SET TASK:
Return the data exactly, with all pictures removed.

[Records excerpted from a collection]
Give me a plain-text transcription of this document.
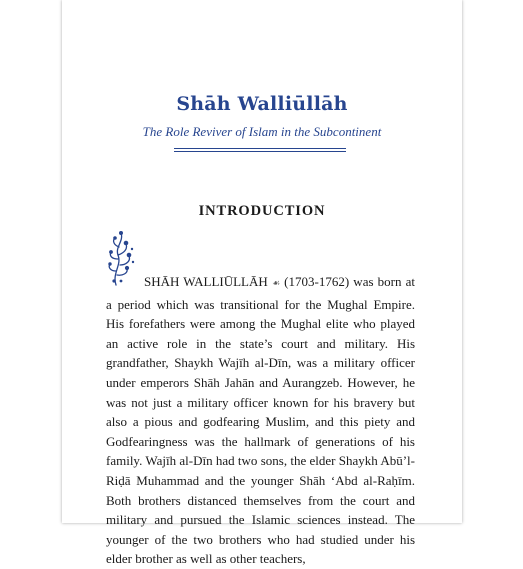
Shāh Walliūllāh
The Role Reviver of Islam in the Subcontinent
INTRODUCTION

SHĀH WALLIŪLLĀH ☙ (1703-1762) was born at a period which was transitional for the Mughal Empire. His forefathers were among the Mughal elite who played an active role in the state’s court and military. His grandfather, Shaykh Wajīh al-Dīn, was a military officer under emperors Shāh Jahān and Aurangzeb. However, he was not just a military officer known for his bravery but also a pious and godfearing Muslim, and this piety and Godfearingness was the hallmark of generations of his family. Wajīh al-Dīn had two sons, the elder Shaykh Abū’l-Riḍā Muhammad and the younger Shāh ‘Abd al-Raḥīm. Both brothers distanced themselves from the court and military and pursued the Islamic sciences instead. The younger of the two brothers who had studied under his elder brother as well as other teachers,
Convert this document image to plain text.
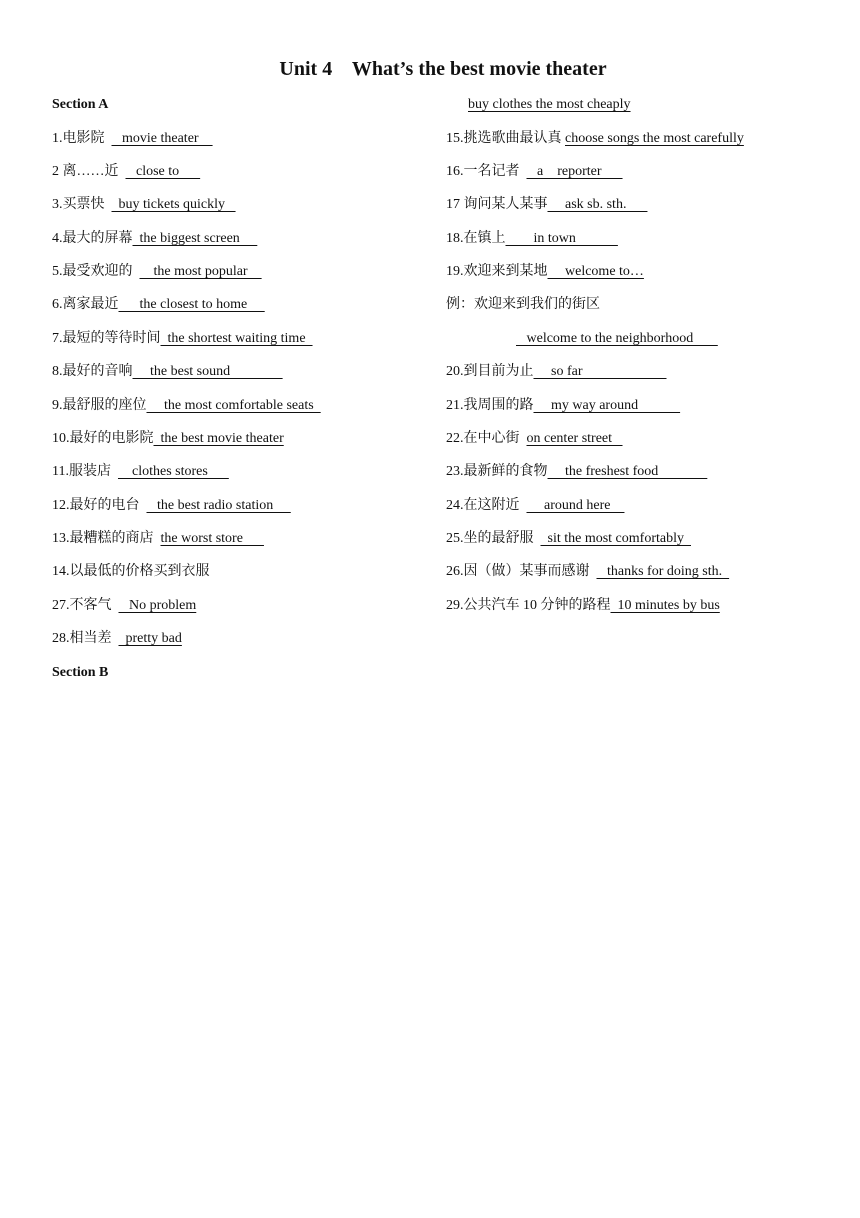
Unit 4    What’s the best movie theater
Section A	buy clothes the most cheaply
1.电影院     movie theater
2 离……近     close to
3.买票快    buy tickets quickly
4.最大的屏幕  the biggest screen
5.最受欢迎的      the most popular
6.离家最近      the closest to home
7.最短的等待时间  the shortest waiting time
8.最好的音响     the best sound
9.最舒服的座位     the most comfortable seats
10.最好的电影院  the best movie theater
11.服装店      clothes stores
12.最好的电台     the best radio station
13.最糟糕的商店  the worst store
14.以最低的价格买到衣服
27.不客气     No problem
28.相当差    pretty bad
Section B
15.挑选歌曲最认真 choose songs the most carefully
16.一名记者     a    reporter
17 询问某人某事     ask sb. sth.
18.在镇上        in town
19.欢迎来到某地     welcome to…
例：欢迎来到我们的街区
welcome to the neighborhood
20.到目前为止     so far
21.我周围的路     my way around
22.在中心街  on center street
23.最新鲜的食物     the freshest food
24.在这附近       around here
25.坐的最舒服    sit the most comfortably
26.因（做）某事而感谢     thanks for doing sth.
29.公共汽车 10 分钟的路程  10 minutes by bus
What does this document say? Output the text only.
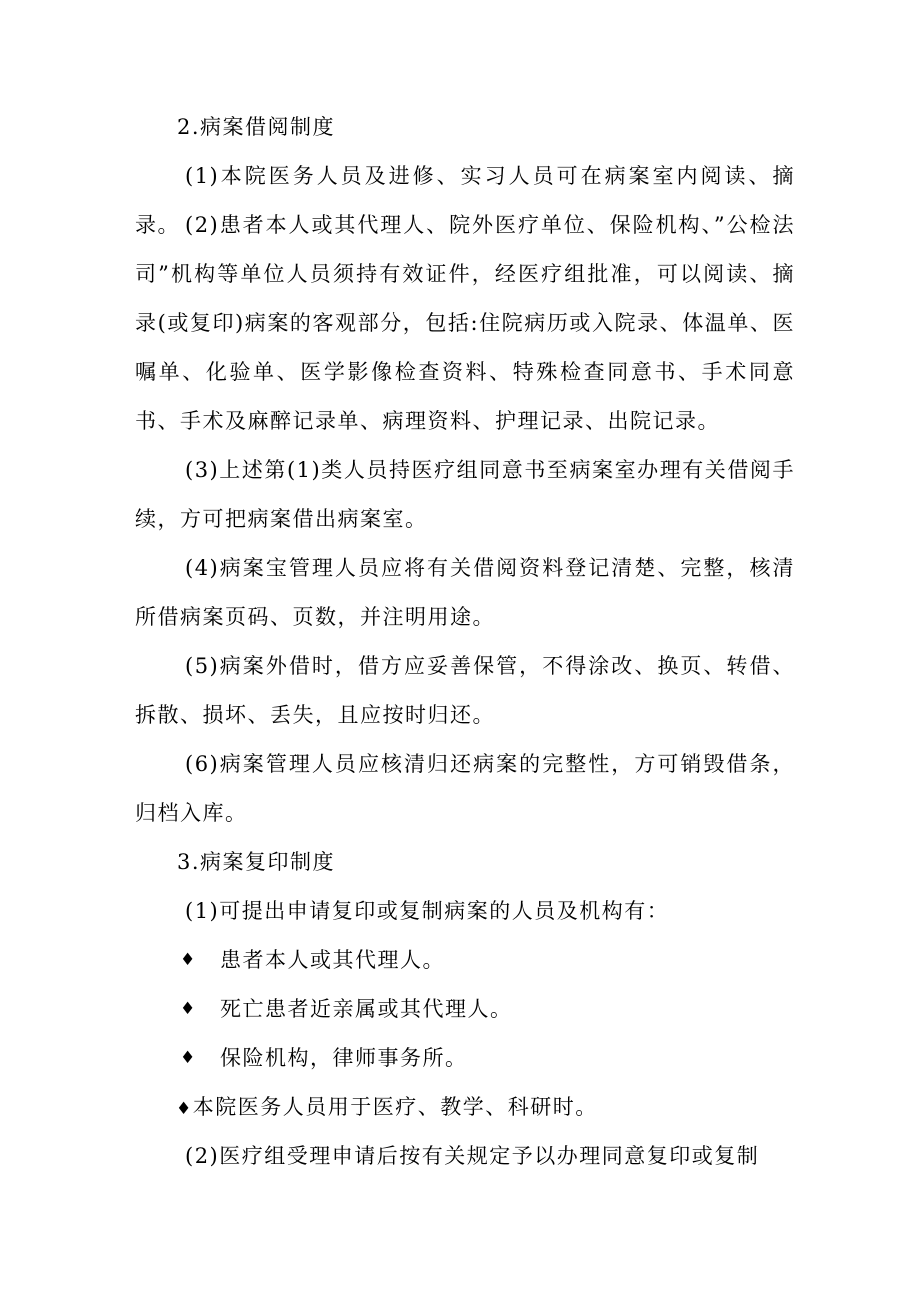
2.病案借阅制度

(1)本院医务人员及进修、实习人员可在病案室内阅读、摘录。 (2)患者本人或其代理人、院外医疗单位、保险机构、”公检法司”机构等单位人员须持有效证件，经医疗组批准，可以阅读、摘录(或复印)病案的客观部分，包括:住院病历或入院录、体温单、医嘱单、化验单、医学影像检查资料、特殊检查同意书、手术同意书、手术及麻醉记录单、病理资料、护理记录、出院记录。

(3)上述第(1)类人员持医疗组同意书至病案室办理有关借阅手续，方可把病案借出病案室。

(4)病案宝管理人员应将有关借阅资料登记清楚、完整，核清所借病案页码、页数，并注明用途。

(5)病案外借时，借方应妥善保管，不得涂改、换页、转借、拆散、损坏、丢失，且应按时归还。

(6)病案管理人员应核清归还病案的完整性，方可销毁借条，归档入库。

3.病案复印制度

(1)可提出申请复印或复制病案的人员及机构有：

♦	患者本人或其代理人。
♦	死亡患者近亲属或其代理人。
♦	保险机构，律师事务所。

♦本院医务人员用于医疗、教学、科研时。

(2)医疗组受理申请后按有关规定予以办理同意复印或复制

EXERCISE OUTPUT:
Give me a plain-text transcription of this document.
Shāh Walliūllāh
The Role Reviver of Islam in the Subcontinent
INTRODUCTION

SHĀH WALLIŪLLĀH ☙ (1703-1762) was born at a period which was transitional for the Mughal Empire. His forefathers were among the Mughal elite who played an active role in the state’s court and military. His grandfather, Shaykh Wajīh al-Dīn, was a military officer under emperors Shāh Jahān and Aurangzeb. However, he was not just a military officer known for his bravery but also a pious and godfearing Muslim, and this piety and Godfearingness was the hallmark of generations of his family. Wajīh al-Dīn had two sons, the elder Shaykh Abū’l-Riḍā Muhammad and the younger Shāh ‘Abd al-Raḥīm. Both brothers distanced themselves from the court and military and pursued the Islamic sciences instead. The younger of the two brothers who had studied under his elder brother as well as other teachers,
Convert this document image to plain text.
Unit 4    What’s the best movie theater
Section A	buy clothes the most cheaply
1.电影院     movie theater
2 离……近     close to
3.买票快    buy tickets quickly
4.最大的屏幕  the biggest screen
5.最受欢迎的      the most popular
6.离家最近      the closest to home
7.最短的等待时间  the shortest waiting time
8.最好的音响     the best sound
9.最舒服的座位     the most comfortable seats
10.最好的电影院  the best movie theater
11.服装店      clothes stores
12.最好的电台     the best radio station
13.最糟糕的商店  the worst store
14.以最低的价格买到衣服
27.不客气     No problem
28.相当差    pretty bad
Section B
15.挑选歌曲最认真 choose songs the most carefully
16.一名记者     a    reporter
17 询问某人某事     ask sb. sth.
18.在镇上        in town
19.欢迎来到某地     welcome to…
例：欢迎来到我们的街区
welcome to the neighborhood
20.到目前为止     so far
21.我周围的路     my way around
22.在中心街  on center street
23.最新鲜的食物     the freshest food
24.在这附近       around here
25.坐的最舒服    sit the most comfortably
26.因（做）某事而感谢     thanks for doing sth.
29.公共汽车 10 分钟的路程  10 minutes by bus
What does this document say? Output the text only.
2.病案借阅制度

(1)本院医务人员及进修、实习人员可在病案室内阅读、摘录。 (2)患者本人或其代理人、院外医疗单位、保险机构、”公检法司”机构等单位人员须持有效证件，经医疗组批准，可以阅读、摘录(或复印)病案的客观部分，包括:住院病历或入院录、体温单、医嘱单、化验单、医学影像检查资料、特殊检查同意书、手术同意书、手术及麻醉记录单、病理资料、护理记录、出院记录。

(3)上述第(1)类人员持医疗组同意书至病案室办理有关借阅手续，方可把病案借出病案室。

(4)病案宝管理人员应将有关借阅资料登记清楚、完整，核清所借病案页码、页数，并注明用途。

(5)病案外借时，借方应妥善保管，不得涂改、换页、转借、拆散、损坏、丢失，且应按时归还。

(6)病案管理人员应核清归还病案的完整性，方可销毁借条，归档入库。

3.病案复印制度

(1)可提出申请复印或复制病案的人员及机构有：

♦	患者本人或其代理人。
♦	死亡患者近亲属或其代理人。
♦	保险机构，律师事务所。

♦本院医务人员用于医疗、教学、科研时。

(2)医疗组受理申请后按有关规定予以办理同意复印或复制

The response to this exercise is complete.